• _Work required_: Reproduce every entry below precisely. Pictures are excluded from the copy.

• _Items from a dataset_:
+ + +
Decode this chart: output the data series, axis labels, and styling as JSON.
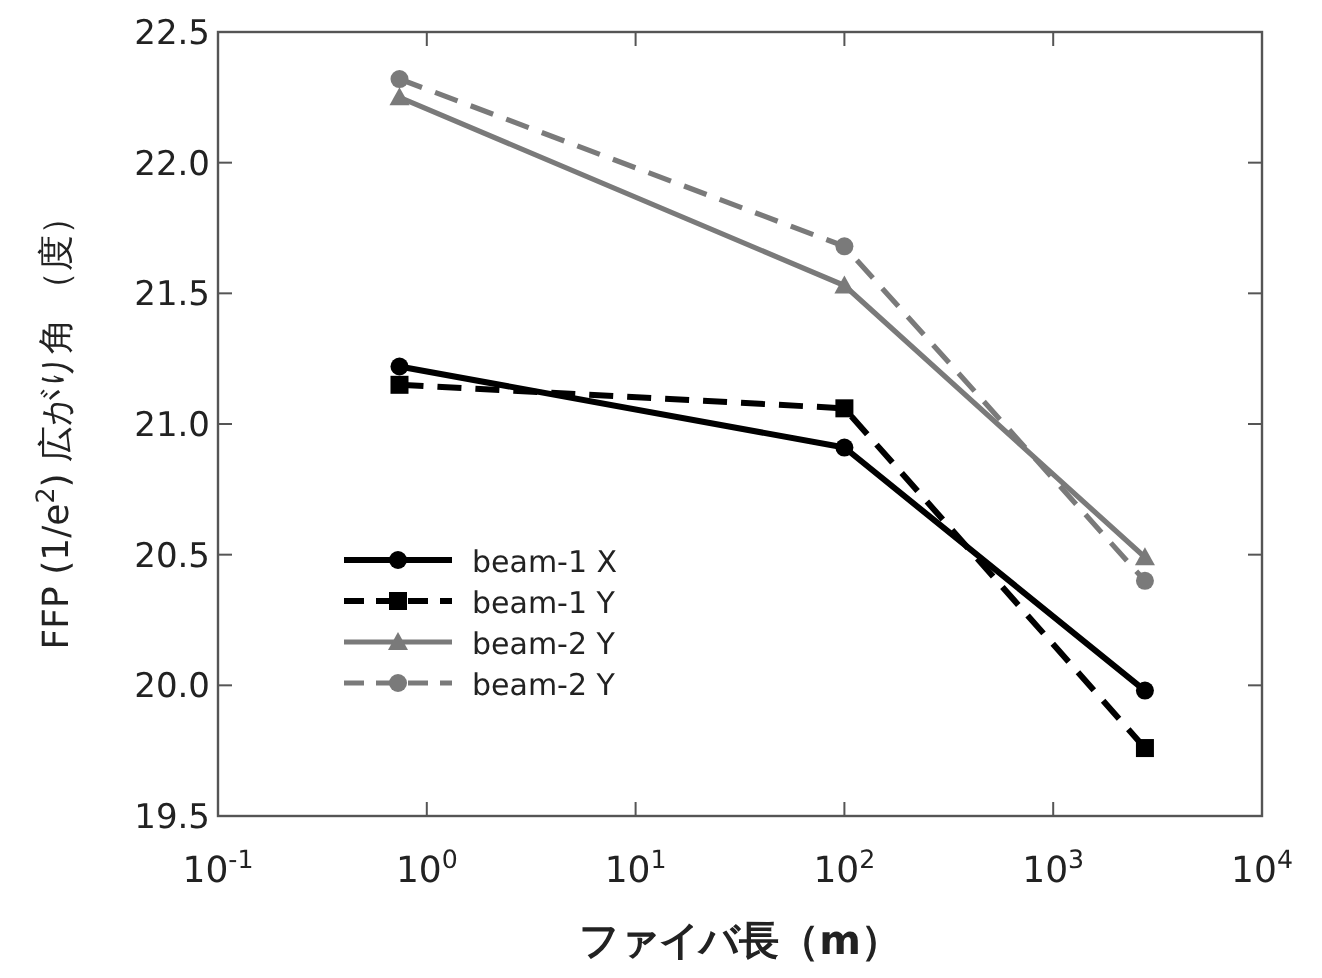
{
  "chart_data": {
    "type": "line",
    "xlabel": "ファイバ長（m）",
    "ylabel": "FFP (1/e$^{2}$) 広がり角 （度）",
    "x": [
      0.74,
      100,
      2750
    ],
    "series": [
      {
        "name": "beam-1 X",
        "color": "#000000",
        "marker": "circle",
        "line_style": "solid",
        "values": [
          21.22,
          20.91,
          19.98
        ]
      },
      {
        "name": "beam-1 Y",
        "color": "#000000",
        "marker": "square",
        "line_style": "dashed",
        "values": [
          21.15,
          21.06,
          19.76
        ]
      },
      {
        "name": "beam-2 Y",
        "color": "#7a7a7a",
        "marker": "triangle",
        "line_style": "solid",
        "values": [
          22.25,
          21.53,
          20.49
        ]
      },
      {
        "name": "beam-2 Y",
        "color": "#7a7a7a",
        "marker": "circle",
        "line_style": "dashed",
        "values": [
          22.32,
          21.68,
          20.4
        ]
      }
    ],
    "log": "x",
    "xlim": [
      0.1,
      10000
    ],
    "xticks": [
      {
        "value": 0.1,
        "label": "10$^{-1}$"
      },
      {
        "value": 1,
        "label": "10$^{0}$"
      },
      {
        "value": 10,
        "label": "10$^{1}$"
      },
      {
        "value": 100,
        "label": "10$^{2}$"
      },
      {
        "value": 1000,
        "label": "10$^{3}$"
      },
      {
        "value": 10000,
        "label": "10$^{4}$"
      }
    ],
    "ylim": [
      19.5,
      22.5
    ],
    "yticks": [
      {
        "value": 19.5,
        "label": "19.5"
      },
      {
        "value": 20.0,
        "label": "20.0"
      },
      {
        "value": 20.5,
        "label": "20.5"
      },
      {
        "value": 21.0,
        "label": "21.0"
      },
      {
        "value": 21.5,
        "label": "21.5"
      },
      {
        "value": 22.0,
        "label": "22.0"
      },
      {
        "value": 22.5,
        "label": "22.5"
      }
    ],
    "grid": false,
    "legend": "bottom left"
  }
}
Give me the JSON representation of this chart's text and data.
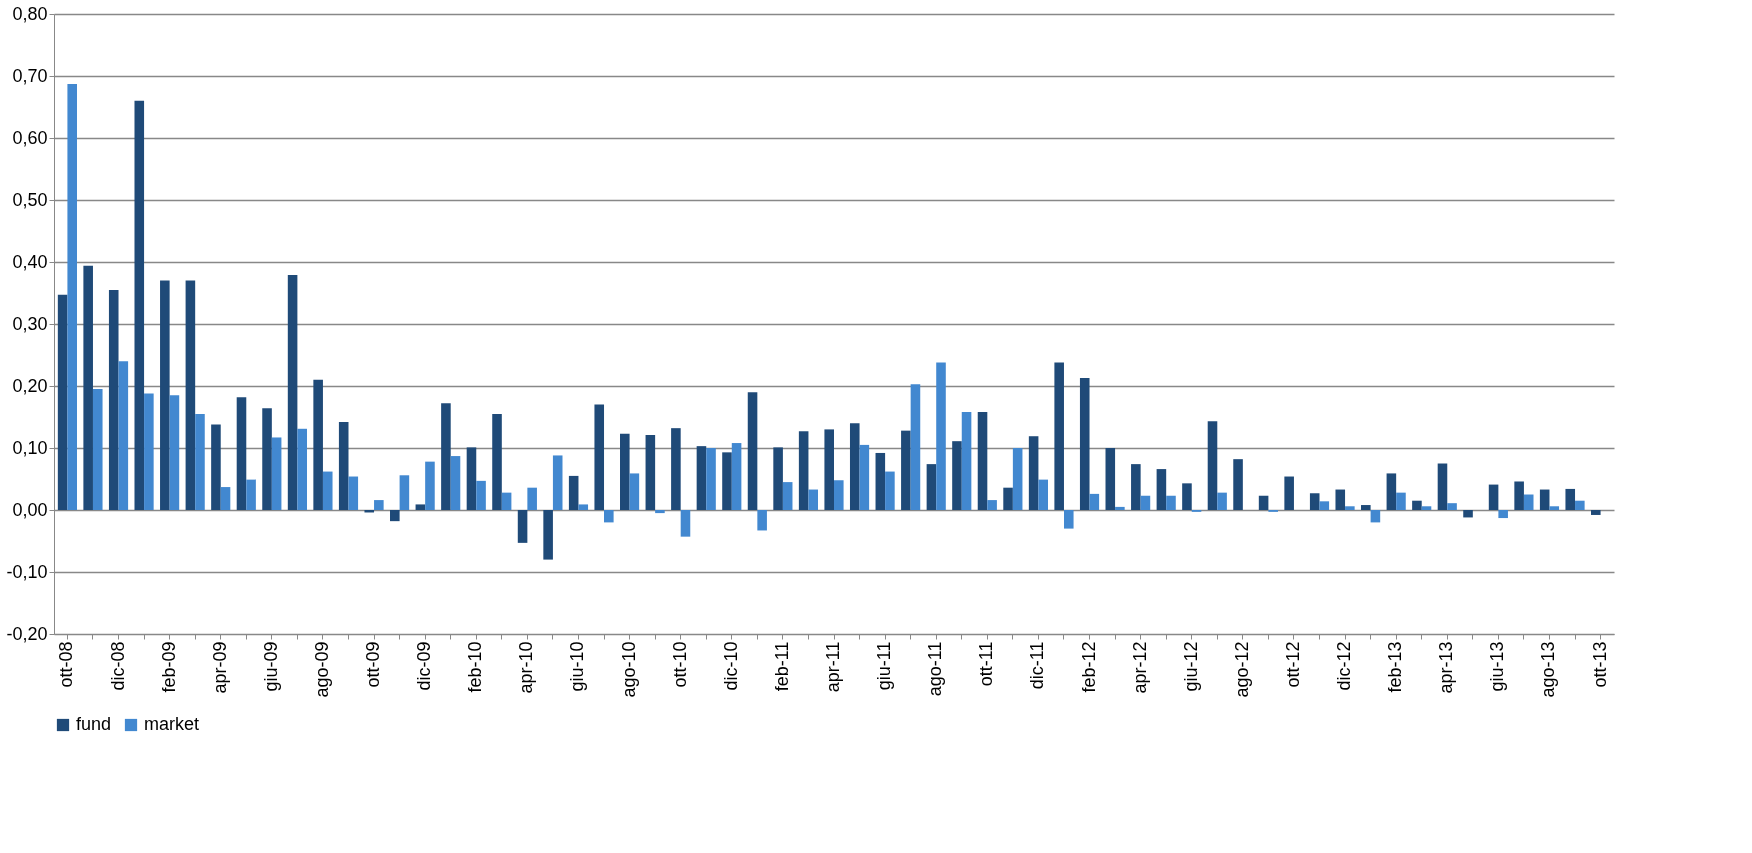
+ + +
• _Worked answer_:
Decode this chart: output the data series, axis labels, and styling as JSON.
{
  "chart_data": {
    "type": "line",
    "xlabel": "ファイバ長（m）",
    "ylabel": "FFP (1/e$^{2}$) 広がり角 （度）",
    "x": [
      0.74,
      100,
      2750
    ],
    "series": [
      {
        "name": "beam-1 X",
        "color": "#000000",
        "marker": "circle",
        "line_style": "solid",
        "values": [
          21.22,
          20.91,
          19.98
        ]
      },
      {
        "name": "beam-1 Y",
        "color": "#000000",
        "marker": "square",
        "line_style": "dashed",
        "values": [
          21.15,
          21.06,
          19.76
        ]
      },
      {
        "name": "beam-2 Y",
        "color": "#7a7a7a",
        "marker": "triangle",
        "line_style": "solid",
        "values": [
          22.25,
          21.53,
          20.49
        ]
      },
      {
        "name": "beam-2 Y",
        "color": "#7a7a7a",
        "marker": "circle",
        "line_style": "dashed",
        "values": [
          22.32,
          21.68,
          20.4
        ]
      }
    ],
    "log": "x",
    "xlim": [
      0.1,
      10000
    ],
    "xticks": [
      {
        "value": 0.1,
        "label": "10$^{-1}$"
      },
      {
        "value": 1,
        "label": "10$^{0}$"
      },
      {
        "value": 10,
        "label": "10$^{1}$"
      },
      {
        "value": 100,
        "label": "10$^{2}$"
      },
      {
        "value": 1000,
        "label": "10$^{3}$"
      },
      {
        "value": 10000,
        "label": "10$^{4}$"
      }
    ],
    "ylim": [
      19.5,
      22.5
    ],
    "yticks": [
      {
        "value": 19.5,
        "label": "19.5"
      },
      {
        "value": 20.0,
        "label": "20.0"
      },
      {
        "value": 20.5,
        "label": "20.5"
      },
      {
        "value": 21.0,
        "label": "21.0"
      },
      {
        "value": 21.5,
        "label": "21.5"
      },
      {
        "value": 22.0,
        "label": "22.0"
      },
      {
        "value": 22.5,
        "label": "22.5"
      }
    ],
    "grid": false,
    "legend": "bottom left"
  }
}
Give me the JSON representation of this chart's text and data.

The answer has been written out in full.